* Begin Records shown *

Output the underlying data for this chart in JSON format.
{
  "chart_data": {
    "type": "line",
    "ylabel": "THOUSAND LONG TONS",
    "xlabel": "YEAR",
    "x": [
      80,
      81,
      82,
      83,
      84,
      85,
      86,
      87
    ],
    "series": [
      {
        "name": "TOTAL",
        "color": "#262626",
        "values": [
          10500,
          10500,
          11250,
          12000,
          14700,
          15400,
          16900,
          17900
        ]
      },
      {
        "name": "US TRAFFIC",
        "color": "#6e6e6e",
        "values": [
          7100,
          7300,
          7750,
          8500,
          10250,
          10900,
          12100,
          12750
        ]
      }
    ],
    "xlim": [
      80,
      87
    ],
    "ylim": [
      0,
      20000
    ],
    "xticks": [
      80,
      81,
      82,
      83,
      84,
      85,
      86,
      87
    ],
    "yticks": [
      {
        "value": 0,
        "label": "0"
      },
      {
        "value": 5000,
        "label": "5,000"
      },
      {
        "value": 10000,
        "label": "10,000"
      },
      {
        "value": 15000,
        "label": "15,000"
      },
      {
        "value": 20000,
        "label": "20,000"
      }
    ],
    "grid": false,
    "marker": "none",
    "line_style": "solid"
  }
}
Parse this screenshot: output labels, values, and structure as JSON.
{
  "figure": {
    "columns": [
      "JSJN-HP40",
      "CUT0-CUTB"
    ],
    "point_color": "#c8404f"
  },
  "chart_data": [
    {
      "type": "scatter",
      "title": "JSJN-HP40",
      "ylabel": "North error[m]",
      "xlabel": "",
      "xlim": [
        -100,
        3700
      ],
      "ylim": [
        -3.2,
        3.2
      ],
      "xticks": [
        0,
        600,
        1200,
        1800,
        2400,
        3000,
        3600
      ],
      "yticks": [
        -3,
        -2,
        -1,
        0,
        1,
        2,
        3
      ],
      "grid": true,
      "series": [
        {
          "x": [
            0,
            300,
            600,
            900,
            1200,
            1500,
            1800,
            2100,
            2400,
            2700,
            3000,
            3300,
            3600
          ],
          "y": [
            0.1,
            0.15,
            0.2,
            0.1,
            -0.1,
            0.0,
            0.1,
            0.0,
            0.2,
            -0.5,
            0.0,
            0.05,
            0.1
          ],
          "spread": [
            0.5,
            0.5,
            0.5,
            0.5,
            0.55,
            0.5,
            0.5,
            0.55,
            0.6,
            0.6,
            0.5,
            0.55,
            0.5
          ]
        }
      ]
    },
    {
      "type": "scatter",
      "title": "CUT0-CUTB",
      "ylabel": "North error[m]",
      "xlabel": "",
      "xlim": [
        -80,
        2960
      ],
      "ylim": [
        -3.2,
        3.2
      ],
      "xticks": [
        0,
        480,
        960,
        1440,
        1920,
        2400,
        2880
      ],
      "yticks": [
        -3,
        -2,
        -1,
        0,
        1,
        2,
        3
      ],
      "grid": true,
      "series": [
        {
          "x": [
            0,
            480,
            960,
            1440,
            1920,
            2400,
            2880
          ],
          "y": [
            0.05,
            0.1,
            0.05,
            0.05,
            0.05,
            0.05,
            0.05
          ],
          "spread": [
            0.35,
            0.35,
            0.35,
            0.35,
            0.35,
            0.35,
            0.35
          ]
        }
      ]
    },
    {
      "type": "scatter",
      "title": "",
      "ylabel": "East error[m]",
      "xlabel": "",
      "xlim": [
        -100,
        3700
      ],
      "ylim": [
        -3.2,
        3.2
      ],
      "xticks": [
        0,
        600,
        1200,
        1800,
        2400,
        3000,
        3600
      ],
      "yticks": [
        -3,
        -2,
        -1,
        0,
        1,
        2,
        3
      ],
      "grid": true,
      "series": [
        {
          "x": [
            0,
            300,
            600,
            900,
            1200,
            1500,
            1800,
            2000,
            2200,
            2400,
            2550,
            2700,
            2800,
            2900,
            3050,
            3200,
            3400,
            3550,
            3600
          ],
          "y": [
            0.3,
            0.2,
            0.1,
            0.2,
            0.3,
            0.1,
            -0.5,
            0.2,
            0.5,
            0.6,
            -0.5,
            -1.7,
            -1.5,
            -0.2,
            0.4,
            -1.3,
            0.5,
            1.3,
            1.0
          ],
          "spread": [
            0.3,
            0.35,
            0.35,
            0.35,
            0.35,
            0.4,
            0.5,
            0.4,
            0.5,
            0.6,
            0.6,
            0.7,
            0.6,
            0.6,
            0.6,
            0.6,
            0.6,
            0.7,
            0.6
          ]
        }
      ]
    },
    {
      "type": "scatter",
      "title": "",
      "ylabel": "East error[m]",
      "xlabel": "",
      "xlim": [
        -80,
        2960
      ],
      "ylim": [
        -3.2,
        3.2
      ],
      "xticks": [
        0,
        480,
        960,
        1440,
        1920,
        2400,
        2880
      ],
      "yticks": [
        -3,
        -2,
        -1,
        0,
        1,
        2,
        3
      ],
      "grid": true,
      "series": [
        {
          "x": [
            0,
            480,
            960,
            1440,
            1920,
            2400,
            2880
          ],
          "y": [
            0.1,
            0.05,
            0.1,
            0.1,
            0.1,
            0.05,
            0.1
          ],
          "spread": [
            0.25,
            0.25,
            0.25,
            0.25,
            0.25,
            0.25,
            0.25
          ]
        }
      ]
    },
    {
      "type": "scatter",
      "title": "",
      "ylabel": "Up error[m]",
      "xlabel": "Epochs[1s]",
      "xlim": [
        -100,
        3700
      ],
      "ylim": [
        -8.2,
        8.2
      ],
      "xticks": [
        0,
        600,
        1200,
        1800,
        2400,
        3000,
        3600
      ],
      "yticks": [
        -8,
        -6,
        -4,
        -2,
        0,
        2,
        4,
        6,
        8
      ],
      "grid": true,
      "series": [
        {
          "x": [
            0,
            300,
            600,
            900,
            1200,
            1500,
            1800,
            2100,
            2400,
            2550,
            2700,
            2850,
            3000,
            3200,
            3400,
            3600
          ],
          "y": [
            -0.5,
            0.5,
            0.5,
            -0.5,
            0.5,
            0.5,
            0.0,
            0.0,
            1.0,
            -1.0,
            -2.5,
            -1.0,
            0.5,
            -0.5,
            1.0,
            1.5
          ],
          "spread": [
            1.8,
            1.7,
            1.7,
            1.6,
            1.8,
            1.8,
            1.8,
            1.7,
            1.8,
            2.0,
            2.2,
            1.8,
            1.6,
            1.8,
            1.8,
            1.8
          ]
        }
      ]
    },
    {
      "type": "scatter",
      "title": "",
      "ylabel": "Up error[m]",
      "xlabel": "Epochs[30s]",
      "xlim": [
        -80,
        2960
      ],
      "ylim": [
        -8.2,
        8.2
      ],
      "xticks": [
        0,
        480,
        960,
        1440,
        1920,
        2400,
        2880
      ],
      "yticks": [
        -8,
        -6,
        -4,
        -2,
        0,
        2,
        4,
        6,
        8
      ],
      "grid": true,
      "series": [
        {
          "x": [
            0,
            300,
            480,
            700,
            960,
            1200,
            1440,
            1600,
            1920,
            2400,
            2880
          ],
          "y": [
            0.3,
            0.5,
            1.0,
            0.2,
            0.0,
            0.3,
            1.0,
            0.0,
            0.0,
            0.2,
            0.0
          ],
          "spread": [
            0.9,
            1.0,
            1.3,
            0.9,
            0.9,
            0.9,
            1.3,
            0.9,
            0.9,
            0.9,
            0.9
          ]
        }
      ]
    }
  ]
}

* End Records shown *

Challenge:
Output all of the data above without any alteration.

Solution to this task:
Output the underlying data for this chart in JSON format.
{
  "chart_data": {
    "type": "line",
    "ylabel": "THOUSAND LONG TONS",
    "xlabel": "YEAR",
    "x": [
      80,
      81,
      82,
      83,
      84,
      85,
      86,
      87
    ],
    "series": [
      {
        "name": "TOTAL",
        "color": "#262626",
        "values": [
          10500,
          10500,
          11250,
          12000,
          14700,
          15400,
          16900,
          17900
        ]
      },
      {
        "name": "US TRAFFIC",
        "color": "#6e6e6e",
        "values": [
          7100,
          7300,
          7750,
          8500,
          10250,
          10900,
          12100,
          12750
        ]
      }
    ],
    "xlim": [
      80,
      87
    ],
    "ylim": [
      0,
      20000
    ],
    "xticks": [
      80,
      81,
      82,
      83,
      84,
      85,
      86,
      87
    ],
    "yticks": [
      {
        "value": 0,
        "label": "0"
      },
      {
        "value": 5000,
        "label": "5,000"
      },
      {
        "value": 10000,
        "label": "10,000"
      },
      {
        "value": 15000,
        "label": "15,000"
      },
      {
        "value": 20000,
        "label": "20,000"
      }
    ],
    "grid": false,
    "marker": "none",
    "line_style": "solid"
  }
}
Parse this screenshot: output labels, values, and structure as JSON.
{
  "figure": {
    "columns": [
      "JSJN-HP40",
      "CUT0-CUTB"
    ],
    "point_color": "#c8404f"
  },
  "chart_data": [
    {
      "type": "scatter",
      "title": "JSJN-HP40",
      "ylabel": "North error[m]",
      "xlabel": "",
      "xlim": [
        -100,
        3700
      ],
      "ylim": [
        -3.2,
        3.2
      ],
      "xticks": [
        0,
        600,
        1200,
        1800,
        2400,
        3000,
        3600
      ],
      "yticks": [
        -3,
        -2,
        -1,
        0,
        1,
        2,
        3
      ],
      "grid": true,
      "series": [
        {
          "x": [
            0,
            300,
            600,
            900,
            1200,
            1500,
            1800,
            2100,
            2400,
            2700,
            3000,
            3300,
            3600
          ],
          "y": [
            0.1,
            0.15,
            0.2,
            0.1,
            -0.1,
            0.0,
            0.1,
            0.0,
            0.2,
            -0.5,
            0.0,
            0.05,
            0.1
          ],
          "spread": [
            0.5,
            0.5,
            0.5,
            0.5,
            0.55,
            0.5,
            0.5,
            0.55,
            0.6,
            0.6,
            0.5,
            0.55,
            0.5
          ]
        }
      ]
    },
    {
      "type": "scatter",
      "title": "CUT0-CUTB",
      "ylabel": "North error[m]",
      "xlabel": "",
      "xlim": [
        -80,
        2960
      ],
      "ylim": [
        -3.2,
        3.2
      ],
      "xticks": [
        0,
        480,
        960,
        1440,
        1920,
        2400,
        2880
      ],
      "yticks": [
        -3,
        -2,
        -1,
        0,
        1,
        2,
        3
      ],
      "grid": true,
      "series": [
        {
          "x": [
            0,
            480,
            960,
            1440,
            1920,
            2400,
            2880
          ],
          "y": [
            0.05,
            0.1,
            0.05,
            0.05,
            0.05,
            0.05,
            0.05
          ],
          "spread": [
            0.35,
            0.35,
            0.35,
            0.35,
            0.35,
            0.35,
            0.35
          ]
        }
      ]
    },
    {
      "type": "scatter",
      "title": "",
      "ylabel": "East error[m]",
      "xlabel": "",
      "xlim": [
        -100,
        3700
      ],
      "ylim": [
        -3.2,
        3.2
      ],
      "xticks": [
        0,
        600,
        1200,
        1800,
        2400,
        3000,
        3600
      ],
      "yticks": [
        -3,
        -2,
        -1,
        0,
        1,
        2,
        3
      ],
      "grid": true,
      "series": [
        {
          "x": [
            0,
            300,
            600,
            900,
            1200,
            1500,
            1800,
            2000,
            2200,
            2400,
            2550,
            2700,
            2800,
            2900,
            3050,
            3200,
            3400,
            3550,
            3600
          ],
          "y": [
            0.3,
            0.2,
            0.1,
            0.2,
            0.3,
            0.1,
            -0.5,
            0.2,
            0.5,
            0.6,
            -0.5,
            -1.7,
            -1.5,
            -0.2,
            0.4,
            -1.3,
            0.5,
            1.3,
            1.0
          ],
          "spread": [
            0.3,
            0.35,
            0.35,
            0.35,
            0.35,
            0.4,
            0.5,
            0.4,
            0.5,
            0.6,
            0.6,
            0.7,
            0.6,
            0.6,
            0.6,
            0.6,
            0.6,
            0.7,
            0.6
          ]
        }
      ]
    },
    {
      "type": "scatter",
      "title": "",
      "ylabel": "East error[m]",
      "xlabel": "",
      "xlim": [
        -80,
        2960
      ],
      "ylim": [
        -3.2,
        3.2
      ],
      "xticks": [
        0,
        480,
        960,
        1440,
        1920,
        2400,
        2880
      ],
      "yticks": [
        -3,
        -2,
        -1,
        0,
        1,
        2,
        3
      ],
      "grid": true,
      "series": [
        {
          "x": [
            0,
            480,
            960,
            1440,
            1920,
            2400,
            2880
          ],
          "y": [
            0.1,
            0.05,
            0.1,
            0.1,
            0.1,
            0.05,
            0.1
          ],
          "spread": [
            0.25,
            0.25,
            0.25,
            0.25,
            0.25,
            0.25,
            0.25
          ]
        }
      ]
    },
    {
      "type": "scatter",
      "title": "",
      "ylabel": "Up error[m]",
      "xlabel": "Epochs[1s]",
      "xlim": [
        -100,
        3700
      ],
      "ylim": [
        -8.2,
        8.2
      ],
      "xticks": [
        0,
        600,
        1200,
        1800,
        2400,
        3000,
        3600
      ],
      "yticks": [
        -8,
        -6,
        -4,
        -2,
        0,
        2,
        4,
        6,
        8
      ],
      "grid": true,
      "series": [
        {
          "x": [
            0,
            300,
            600,
            900,
            1200,
            1500,
            1800,
            2100,
            2400,
            2550,
            2700,
            2850,
            3000,
            3200,
            3400,
            3600
          ],
          "y": [
            -0.5,
            0.5,
            0.5,
            -0.5,
            0.5,
            0.5,
            0.0,
            0.0,
            1.0,
            -1.0,
            -2.5,
            -1.0,
            0.5,
            -0.5,
            1.0,
            1.5
          ],
          "spread": [
            1.8,
            1.7,
            1.7,
            1.6,
            1.8,
            1.8,
            1.8,
            1.7,
            1.8,
            2.0,
            2.2,
            1.8,
            1.6,
            1.8,
            1.8,
            1.8
          ]
        }
      ]
    },
    {
      "type": "scatter",
      "title": "",
      "ylabel": "Up error[m]",
      "xlabel": "Epochs[30s]",
      "xlim": [
        -80,
        2960
      ],
      "ylim": [
        -8.2,
        8.2
      ],
      "xticks": [
        0,
        480,
        960,
        1440,
        1920,
        2400,
        2880
      ],
      "yticks": [
        -8,
        -6,
        -4,
        -2,
        0,
        2,
        4,
        6,
        8
      ],
      "grid": true,
      "series": [
        {
          "x": [
            0,
            300,
            480,
            700,
            960,
            1200,
            1440,
            1600,
            1920,
            2400,
            2880
          ],
          "y": [
            0.3,
            0.5,
            1.0,
            0.2,
            0.0,
            0.3,
            1.0,
            0.0,
            0.0,
            0.2,
            0.0
          ],
          "spread": [
            0.9,
            1.0,
            1.3,
            0.9,
            0.9,
            0.9,
            1.3,
            0.9,
            0.9,
            0.9,
            0.9
          ]
        }
      ]
    }
  ]
}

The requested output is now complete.